> Material to process:
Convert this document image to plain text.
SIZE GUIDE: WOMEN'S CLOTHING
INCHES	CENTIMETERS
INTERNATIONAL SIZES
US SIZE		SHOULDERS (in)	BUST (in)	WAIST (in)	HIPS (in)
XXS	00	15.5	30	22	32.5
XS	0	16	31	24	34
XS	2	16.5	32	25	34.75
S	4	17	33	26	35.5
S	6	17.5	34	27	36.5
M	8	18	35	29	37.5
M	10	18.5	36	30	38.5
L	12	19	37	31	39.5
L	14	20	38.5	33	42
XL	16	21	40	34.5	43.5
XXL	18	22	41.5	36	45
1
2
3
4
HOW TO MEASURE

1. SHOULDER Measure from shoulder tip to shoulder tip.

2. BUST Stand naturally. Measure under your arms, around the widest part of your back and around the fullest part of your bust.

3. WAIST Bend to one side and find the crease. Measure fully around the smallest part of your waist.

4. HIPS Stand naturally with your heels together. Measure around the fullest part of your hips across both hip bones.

> Instructions to follow:
Go through the records. Copy each line where "HIPS" appears.

> Problem solution:
US SIZE		SHOULDERS (in)	BUST (in)	WAIST (in)	HIPS (in)
4. HIPS Stand naturally with your heels together. Measure around the fullest part of your hips across both hip bones.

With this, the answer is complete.